=== TEXTE FOURNI ===

Éprouvés par le manque de transparence du Gouvernement en ce qui concerne l’ouverture des frontières, les acteurs du tourisme, qui représente environ 24% du PIB national et dont près de 135 000 emplois dépendent directement, s’inquiètent de plus en plus de l’absence de vision et de perspective de reprise pour le secteur.
Petit pays,
Toi qui faisais jusqu’à présent figure de modèle du continent en matière de démocratie et de respect des droits humains, tu es aujourd’hui en proie à un véritable naufrage démocratique.
Tes dirigeants n’hésitent plus à s’emparer du véhicule législatif pour restreindre la liberté de tes citoyens. En témoigne ce récent projet de loi qui prévoit que quiconque produirait ou distribuerait un article, un objet ou un document transmettant des informations trompeuses sur la souveraineté de Maurice sur toute la partie de son territoire puisse être passible d’une amende de 5 millions de roupies et d’une peine d’emprisonnement pouvant aller jusqu’à 10 ans.
Toi qui faisais jusqu’à présent figure de modèle du continent en matière de démocratie et de respect des droits humains, tu échoues manifestement à préserver la liberté de ta presse. En mai dernier, l’ONG Reporters Sans Frontières s’inquiétait que tu demeures « un territoire où les journalistes peuvent être condamnés à de la prison ferme pour des publications jugées d’outrage à l’ordre public ». Dans le même temps, L’Express, qui appartient pourtant à l’un des plus grands groupes de presse du pays, passait ces craintes sous silence et se félicitait que Maurice « grimpe de deux places » dans le classement 2020 de Reporters Sans Frontières.
Une nouvelle atteinte à la liberté de la presse est intervenue le 9 août dernier alors que les journalistes de l’Express et de Top FM se sont vu refuser l’accès à une conférence de presse donnée par le premier ministre.
Naufrage économique, naufrage politique et démocratique : le naufrage du Wakashio fait donc écho à une crise bien plus profonde et traduit parfaitement l’échec du politique à mettre en œuvre les mesures nécessaires à la relance du pays.
Petit pays,
Cette crise environnementale appelle un nécessaire renouveau de la vie démocratique et politique et, contre toute attente, laisse place à l’optimisme pour les mois et les années à venir.

Listes des éléments et des zones:
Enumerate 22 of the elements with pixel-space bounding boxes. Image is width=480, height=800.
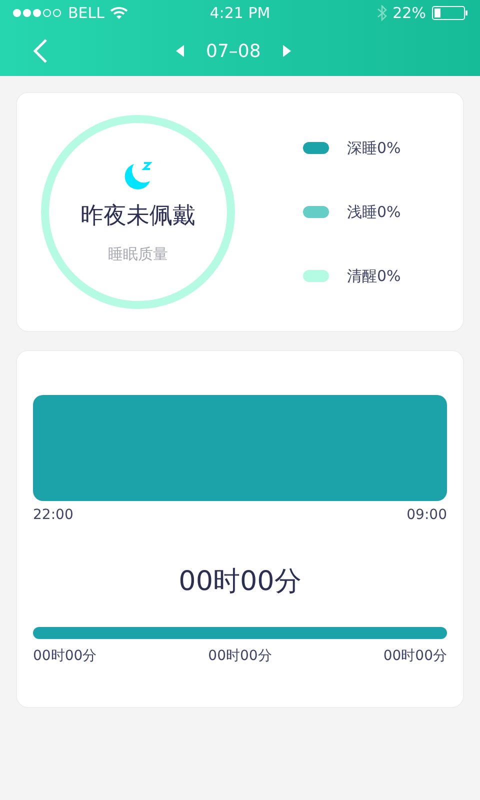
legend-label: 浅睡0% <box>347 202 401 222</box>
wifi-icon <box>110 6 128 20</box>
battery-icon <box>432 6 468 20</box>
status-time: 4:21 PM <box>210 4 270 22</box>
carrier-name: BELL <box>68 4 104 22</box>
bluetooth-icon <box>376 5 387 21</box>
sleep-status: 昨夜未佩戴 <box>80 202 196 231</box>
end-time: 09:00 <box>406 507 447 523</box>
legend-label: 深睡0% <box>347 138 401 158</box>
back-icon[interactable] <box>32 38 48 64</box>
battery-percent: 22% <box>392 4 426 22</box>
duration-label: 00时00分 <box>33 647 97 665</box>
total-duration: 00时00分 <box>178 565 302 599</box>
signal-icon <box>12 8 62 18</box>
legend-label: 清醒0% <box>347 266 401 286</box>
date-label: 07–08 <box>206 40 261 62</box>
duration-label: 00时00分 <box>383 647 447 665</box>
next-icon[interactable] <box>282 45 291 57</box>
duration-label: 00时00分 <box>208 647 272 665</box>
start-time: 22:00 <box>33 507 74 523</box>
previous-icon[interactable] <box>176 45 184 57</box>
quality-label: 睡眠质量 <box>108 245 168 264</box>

=== OBJET DE L'EXERCICE ===
Recopiez à l'identique le passage du texte sur la situation de Maurice, en commençant à « Une nouvelle atteinte » et en terminant à « le premier ministre. ».

=== CORRIGÉ DE L'EXERCICE ===
Une nouvelle atteinte à la liberté de la presse est intervenue le 9 août dernier alors que les journalistes de l’Express et de Top FM se sont vu refuser l’accès à une conférence de presse donnée par le premier ministre.